Exercise -
Copy each line containing the word "三个代表" from the records that follow, please.

Input -
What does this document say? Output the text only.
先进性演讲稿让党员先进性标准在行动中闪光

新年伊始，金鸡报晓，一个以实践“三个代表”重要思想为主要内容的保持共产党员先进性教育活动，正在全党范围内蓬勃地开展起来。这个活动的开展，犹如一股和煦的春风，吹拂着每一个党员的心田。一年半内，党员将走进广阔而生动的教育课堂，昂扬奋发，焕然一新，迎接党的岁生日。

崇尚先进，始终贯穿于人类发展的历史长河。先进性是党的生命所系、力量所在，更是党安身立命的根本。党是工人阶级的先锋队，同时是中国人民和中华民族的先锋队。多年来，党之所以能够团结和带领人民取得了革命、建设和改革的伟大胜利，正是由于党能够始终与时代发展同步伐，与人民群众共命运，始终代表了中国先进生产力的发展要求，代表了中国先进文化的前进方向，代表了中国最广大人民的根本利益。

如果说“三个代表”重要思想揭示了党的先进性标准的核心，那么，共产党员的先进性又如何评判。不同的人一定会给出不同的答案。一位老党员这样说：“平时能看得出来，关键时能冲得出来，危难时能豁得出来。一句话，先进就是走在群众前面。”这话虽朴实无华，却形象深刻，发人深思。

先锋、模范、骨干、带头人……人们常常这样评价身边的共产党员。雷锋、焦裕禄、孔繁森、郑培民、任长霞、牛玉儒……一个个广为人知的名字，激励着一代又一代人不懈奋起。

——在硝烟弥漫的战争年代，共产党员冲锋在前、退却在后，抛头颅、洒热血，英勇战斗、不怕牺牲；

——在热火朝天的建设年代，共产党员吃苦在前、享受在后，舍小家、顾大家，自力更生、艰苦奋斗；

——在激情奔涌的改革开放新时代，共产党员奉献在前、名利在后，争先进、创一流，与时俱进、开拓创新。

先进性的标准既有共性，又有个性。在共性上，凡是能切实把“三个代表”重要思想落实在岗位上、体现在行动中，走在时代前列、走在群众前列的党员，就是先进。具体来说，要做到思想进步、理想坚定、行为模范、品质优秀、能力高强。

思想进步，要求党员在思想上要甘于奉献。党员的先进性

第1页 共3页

The result -
新年伊始，金鸡报晓，一个以实践“三个代表”重要思想为主要内容的保持共产党员先进性教育活动，正在全党范围内蓬勃地开展起来。这个活动的开展，犹如一股和煦的春风，吹拂着每一个党员的心田。一年半内，党员将走进广阔而生动的教育课堂，昂扬奋发，焕然一新，迎接党的岁生日。
如果说“三个代表”重要思想揭示了党的先进性标准的核心，那么，共产党员的先进性又如何评判。不同的人一定会给出不同的答案。一位老党员这样说：“平时能看得出来，关键时能冲得出来，危难时能豁得出来。一句话，先进就是走在群众前面。”这话虽朴实无华，却形象深刻，发人深思。
先进性的标准既有共性，又有个性。在共性上，凡是能切实把“三个代表”重要思想落实在岗位上、体现在行动中，走在时代前列、走在群众前列的党员，就是先进。具体来说，要做到思想进步、理想坚定、行为模范、品质优秀、能力高强。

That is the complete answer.